Print every line of the listing exactly, please.

▸ Source records
◆ ◆ ◆
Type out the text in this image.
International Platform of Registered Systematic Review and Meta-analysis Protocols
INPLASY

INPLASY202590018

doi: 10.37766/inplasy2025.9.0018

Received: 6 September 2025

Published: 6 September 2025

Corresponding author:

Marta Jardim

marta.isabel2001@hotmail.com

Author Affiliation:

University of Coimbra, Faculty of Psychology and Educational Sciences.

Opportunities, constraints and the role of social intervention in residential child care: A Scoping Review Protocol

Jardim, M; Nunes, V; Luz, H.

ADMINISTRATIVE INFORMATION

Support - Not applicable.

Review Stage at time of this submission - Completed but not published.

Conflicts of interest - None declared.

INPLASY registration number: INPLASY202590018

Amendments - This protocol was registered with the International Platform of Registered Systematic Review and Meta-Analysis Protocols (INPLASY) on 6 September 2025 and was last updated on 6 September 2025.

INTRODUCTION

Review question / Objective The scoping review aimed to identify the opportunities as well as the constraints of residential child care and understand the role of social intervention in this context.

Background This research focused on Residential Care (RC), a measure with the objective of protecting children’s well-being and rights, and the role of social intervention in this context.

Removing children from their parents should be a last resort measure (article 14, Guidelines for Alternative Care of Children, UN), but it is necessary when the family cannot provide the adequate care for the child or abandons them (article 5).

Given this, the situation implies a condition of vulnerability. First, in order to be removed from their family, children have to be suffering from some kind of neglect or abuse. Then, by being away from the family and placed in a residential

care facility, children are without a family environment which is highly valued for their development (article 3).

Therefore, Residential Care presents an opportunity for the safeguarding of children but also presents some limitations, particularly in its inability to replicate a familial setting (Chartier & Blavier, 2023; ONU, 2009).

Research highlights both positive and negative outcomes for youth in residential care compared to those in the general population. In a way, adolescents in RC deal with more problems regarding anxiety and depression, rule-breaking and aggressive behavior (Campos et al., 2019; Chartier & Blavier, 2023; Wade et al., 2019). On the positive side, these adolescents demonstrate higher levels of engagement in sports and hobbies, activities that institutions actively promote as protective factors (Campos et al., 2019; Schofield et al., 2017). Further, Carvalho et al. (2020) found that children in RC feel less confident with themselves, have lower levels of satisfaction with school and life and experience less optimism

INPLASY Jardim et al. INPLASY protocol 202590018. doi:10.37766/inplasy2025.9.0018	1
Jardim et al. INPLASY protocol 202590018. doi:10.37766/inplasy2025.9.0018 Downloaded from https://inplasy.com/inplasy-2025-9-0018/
◆ ◆ ◆
▸ RIGHT ANSWER
Type out the text in this image.
International Platform of Registered Systematic Review and Meta-analysis Protocols
INPLASY

INPLASY202590018

doi: 10.37766/inplasy2025.9.0018

Received: 6 September 2025

Published: 6 September 2025

Corresponding author:

Marta Jardim

marta.isabel2001@hotmail.com

Author Affiliation:

University of Coimbra, Faculty of Psychology and Educational Sciences.

Opportunities, constraints and the role of social intervention in residential child care: A Scoping Review Protocol

Jardim, M; Nunes, V; Luz, H.

ADMINISTRATIVE INFORMATION

Support - Not applicable.

Review Stage at time of this submission - Completed but not published.

Conflicts of interest - None declared.

INPLASY registration number: INPLASY202590018

Amendments - This protocol was registered with the International Platform of Registered Systematic Review and Meta-Analysis Protocols (INPLASY) on 6 September 2025 and was last updated on 6 September 2025.

INTRODUCTION

Review question / Objective The scoping review aimed to identify the opportunities as well as the constraints of residential child care and understand the role of social intervention in this context.

Background This research focused on Residential Care (RC), a measure with the objective of protecting children’s well-being and rights, and the role of social intervention in this context.

Removing children from their parents should be a last resort measure (article 14, Guidelines for Alternative Care of Children, UN), but it is necessary when the family cannot provide the adequate care for the child or abandons them (article 5).

Given this, the situation implies a condition of vulnerability. First, in order to be removed from their family, children have to be suffering from some kind of neglect or abuse. Then, by being away from the family and placed in a residential

care facility, children are without a family environment which is highly valued for their development (article 3).

Therefore, Residential Care presents an opportunity for the safeguarding of children but also presents some limitations, particularly in its inability to replicate a familial setting (Chartier & Blavier, 2023; ONU, 2009).

Research highlights both positive and negative outcomes for youth in residential care compared to those in the general population. In a way, adolescents in RC deal with more problems regarding anxiety and depression, rule-breaking and aggressive behavior (Campos et al., 2019; Chartier & Blavier, 2023; Wade et al., 2019). On the positive side, these adolescents demonstrate higher levels of engagement in sports and hobbies, activities that institutions actively promote as protective factors (Campos et al., 2019; Schofield et al., 2017). Further, Carvalho et al. (2020) found that children in RC feel less confident with themselves, have lower levels of satisfaction with school and life and experience less optimism

INPLASY Jardim et al. INPLASY protocol 202590018. doi:10.37766/inplasy2025.9.0018	1
Jardim et al. INPLASY protocol 202590018. doi:10.37766/inplasy2025.9.0018 Downloaded from https://inplasy.com/inplasy-2025-9-0018/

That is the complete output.